→ STATED GOAL
Sort through the entries below and pull out lines containing the word "univers".

→ EXERCISE MATERIAL
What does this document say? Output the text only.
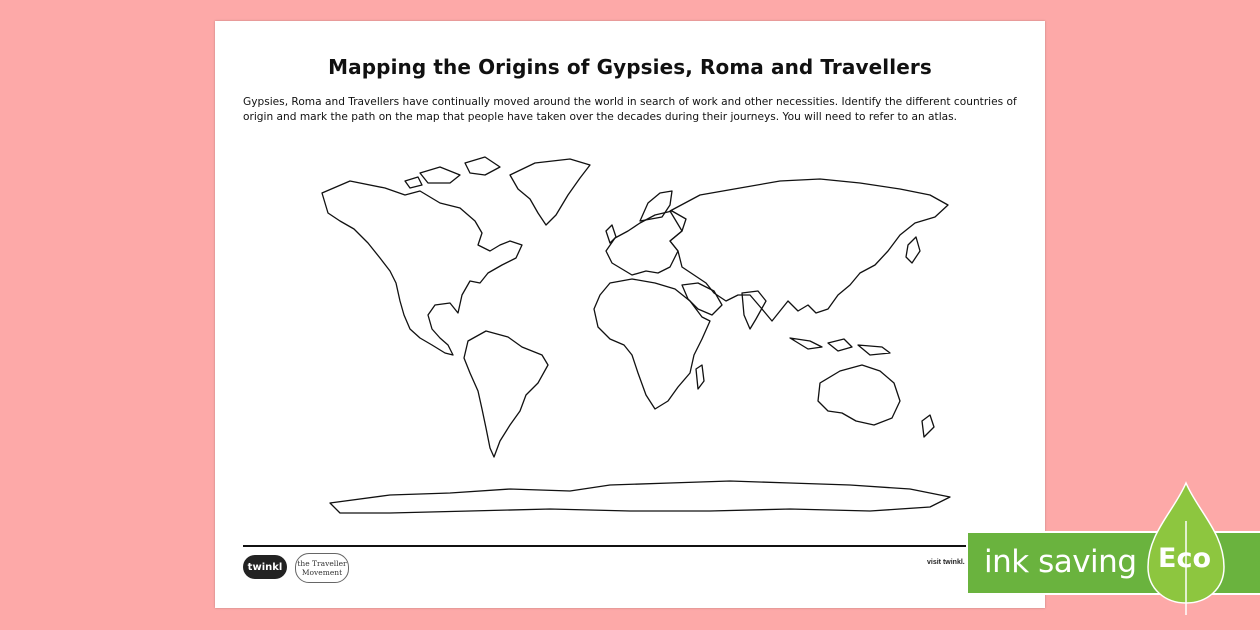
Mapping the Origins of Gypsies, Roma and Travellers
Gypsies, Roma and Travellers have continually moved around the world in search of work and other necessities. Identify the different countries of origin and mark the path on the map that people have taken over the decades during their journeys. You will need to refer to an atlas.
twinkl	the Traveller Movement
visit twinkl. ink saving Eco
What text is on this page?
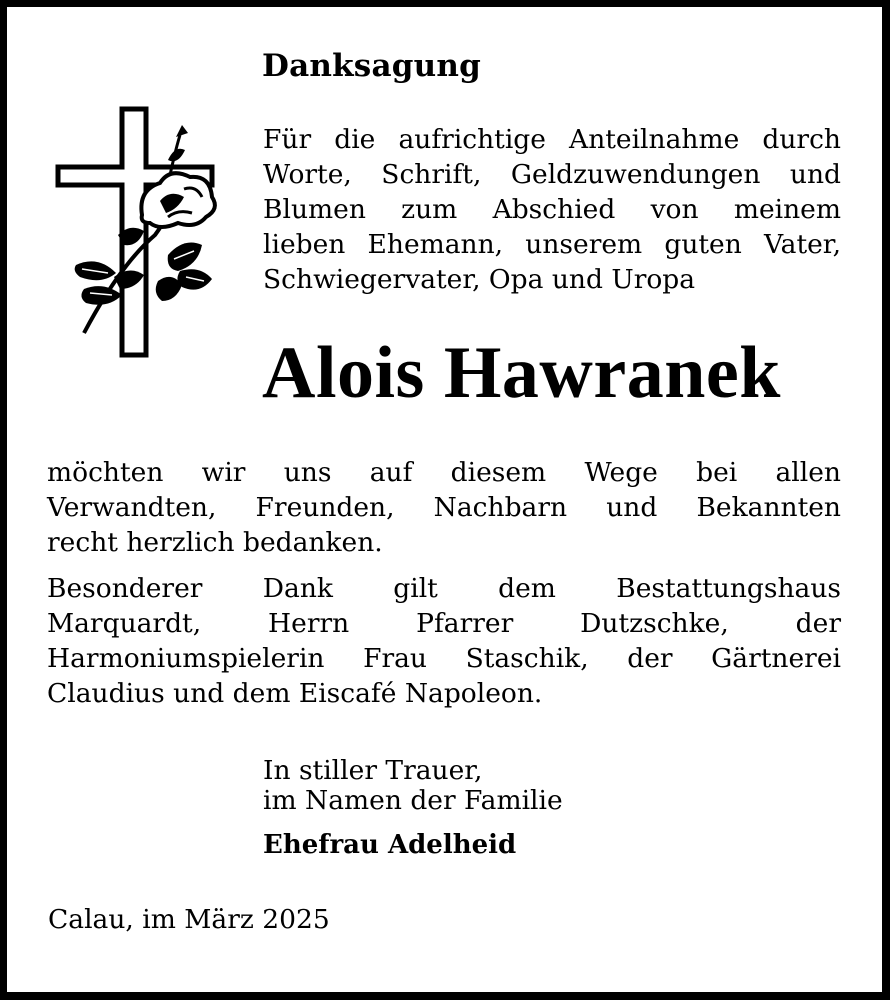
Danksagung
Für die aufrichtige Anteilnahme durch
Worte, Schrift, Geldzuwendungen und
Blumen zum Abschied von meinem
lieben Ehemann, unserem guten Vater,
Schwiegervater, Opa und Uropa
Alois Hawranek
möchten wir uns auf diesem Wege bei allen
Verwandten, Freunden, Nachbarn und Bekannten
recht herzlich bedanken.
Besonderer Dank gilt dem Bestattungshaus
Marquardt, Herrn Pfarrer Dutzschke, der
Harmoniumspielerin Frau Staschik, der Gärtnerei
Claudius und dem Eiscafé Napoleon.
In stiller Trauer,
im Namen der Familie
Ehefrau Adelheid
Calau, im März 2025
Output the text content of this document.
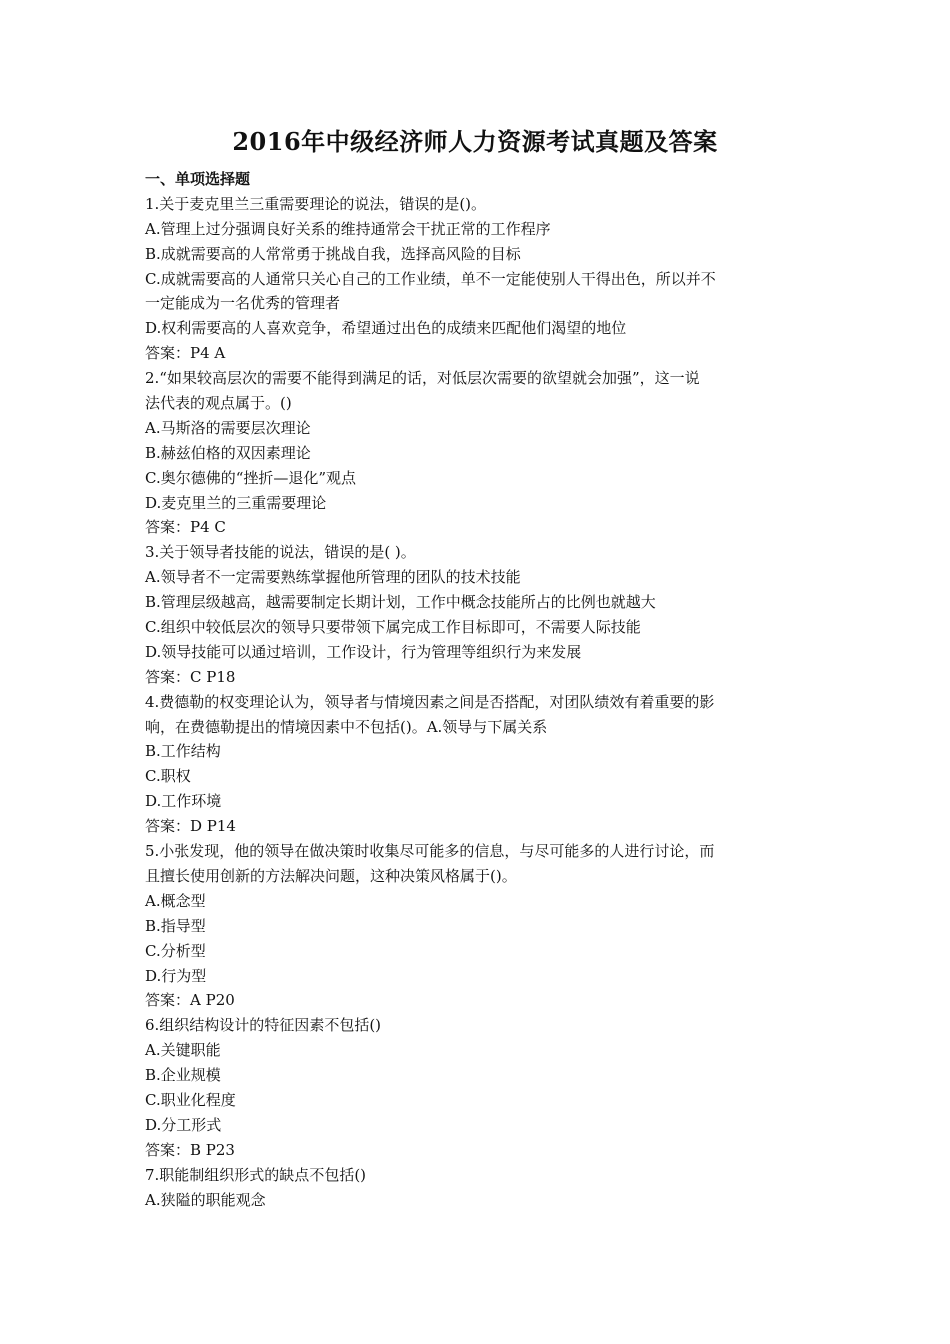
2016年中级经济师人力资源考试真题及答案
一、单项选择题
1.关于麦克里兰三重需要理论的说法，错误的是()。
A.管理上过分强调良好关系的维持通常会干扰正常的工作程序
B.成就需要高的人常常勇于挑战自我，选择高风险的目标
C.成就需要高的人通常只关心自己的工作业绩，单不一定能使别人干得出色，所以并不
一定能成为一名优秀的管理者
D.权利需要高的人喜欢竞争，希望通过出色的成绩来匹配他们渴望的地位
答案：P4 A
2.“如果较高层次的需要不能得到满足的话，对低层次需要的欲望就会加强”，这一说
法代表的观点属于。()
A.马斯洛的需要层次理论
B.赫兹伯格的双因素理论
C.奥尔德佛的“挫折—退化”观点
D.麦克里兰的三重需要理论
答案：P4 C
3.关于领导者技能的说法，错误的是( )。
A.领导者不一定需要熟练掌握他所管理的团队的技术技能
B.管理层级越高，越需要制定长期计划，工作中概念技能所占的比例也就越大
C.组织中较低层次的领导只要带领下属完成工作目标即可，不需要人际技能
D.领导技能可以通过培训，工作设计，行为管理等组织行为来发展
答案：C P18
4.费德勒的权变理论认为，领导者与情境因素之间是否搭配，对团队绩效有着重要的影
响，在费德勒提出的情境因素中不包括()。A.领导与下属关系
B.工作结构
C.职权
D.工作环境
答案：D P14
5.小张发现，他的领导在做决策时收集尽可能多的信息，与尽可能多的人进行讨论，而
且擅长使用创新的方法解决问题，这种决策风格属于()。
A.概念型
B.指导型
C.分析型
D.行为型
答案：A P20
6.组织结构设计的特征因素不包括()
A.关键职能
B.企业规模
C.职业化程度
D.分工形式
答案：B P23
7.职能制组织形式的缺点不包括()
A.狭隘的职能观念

==

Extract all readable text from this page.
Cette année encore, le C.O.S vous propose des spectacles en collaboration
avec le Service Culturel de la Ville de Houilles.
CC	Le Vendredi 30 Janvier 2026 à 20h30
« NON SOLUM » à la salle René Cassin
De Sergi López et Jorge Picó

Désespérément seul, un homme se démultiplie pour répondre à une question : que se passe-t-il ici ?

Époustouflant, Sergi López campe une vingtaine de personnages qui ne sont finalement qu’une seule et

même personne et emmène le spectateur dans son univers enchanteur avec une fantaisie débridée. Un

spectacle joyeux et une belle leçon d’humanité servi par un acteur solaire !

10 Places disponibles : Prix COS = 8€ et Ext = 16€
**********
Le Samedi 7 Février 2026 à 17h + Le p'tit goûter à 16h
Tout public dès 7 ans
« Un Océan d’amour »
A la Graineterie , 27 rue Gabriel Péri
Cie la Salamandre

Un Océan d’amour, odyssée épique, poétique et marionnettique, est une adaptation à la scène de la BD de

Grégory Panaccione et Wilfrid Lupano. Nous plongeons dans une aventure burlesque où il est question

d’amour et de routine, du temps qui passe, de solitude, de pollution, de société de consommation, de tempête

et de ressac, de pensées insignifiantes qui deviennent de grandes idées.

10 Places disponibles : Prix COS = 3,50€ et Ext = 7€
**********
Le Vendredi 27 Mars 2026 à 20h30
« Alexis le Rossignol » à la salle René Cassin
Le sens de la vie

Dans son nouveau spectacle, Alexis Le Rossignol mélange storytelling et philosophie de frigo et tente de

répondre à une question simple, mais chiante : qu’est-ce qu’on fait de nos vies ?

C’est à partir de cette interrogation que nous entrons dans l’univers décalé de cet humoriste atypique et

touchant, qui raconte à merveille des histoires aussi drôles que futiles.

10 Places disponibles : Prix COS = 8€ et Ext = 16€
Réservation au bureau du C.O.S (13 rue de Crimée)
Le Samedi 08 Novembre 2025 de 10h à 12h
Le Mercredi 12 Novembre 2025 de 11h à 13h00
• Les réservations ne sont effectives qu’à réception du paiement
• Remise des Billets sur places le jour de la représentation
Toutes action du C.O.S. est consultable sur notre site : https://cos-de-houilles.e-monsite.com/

==

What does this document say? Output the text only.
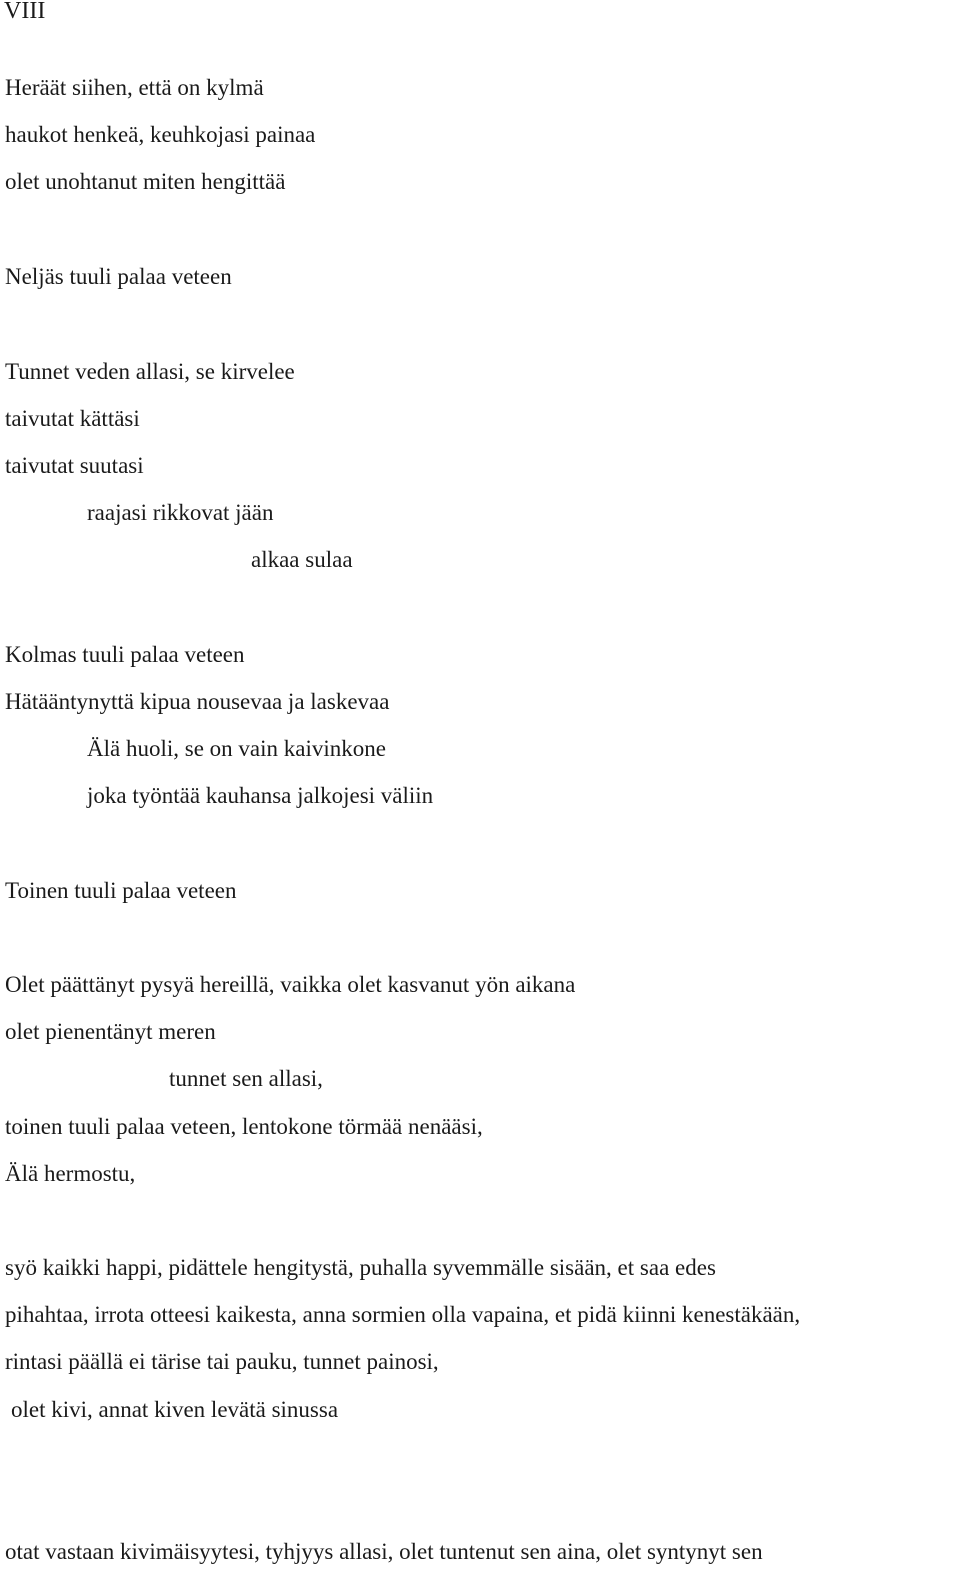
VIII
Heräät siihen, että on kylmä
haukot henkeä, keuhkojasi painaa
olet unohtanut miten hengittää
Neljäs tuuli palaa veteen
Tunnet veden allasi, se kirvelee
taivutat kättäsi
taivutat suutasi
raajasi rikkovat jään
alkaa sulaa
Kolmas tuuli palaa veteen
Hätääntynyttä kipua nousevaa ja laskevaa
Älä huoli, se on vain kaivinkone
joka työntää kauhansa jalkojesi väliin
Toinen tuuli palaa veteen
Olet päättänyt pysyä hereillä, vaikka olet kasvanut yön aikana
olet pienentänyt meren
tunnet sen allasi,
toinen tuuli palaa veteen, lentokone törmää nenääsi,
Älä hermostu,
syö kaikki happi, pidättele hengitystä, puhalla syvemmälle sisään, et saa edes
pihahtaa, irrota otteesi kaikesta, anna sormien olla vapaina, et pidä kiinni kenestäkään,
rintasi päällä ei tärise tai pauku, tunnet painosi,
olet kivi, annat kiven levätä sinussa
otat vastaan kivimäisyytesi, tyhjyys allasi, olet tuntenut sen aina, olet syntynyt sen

→ TASK SOLUTION
même personne et emmène le spectateur dans son univers enchanteur avec une fantaisie débridée. Un
C’est à partir de cette interrogation que nous entrons dans l’univers décalé de cet humoriste atypique et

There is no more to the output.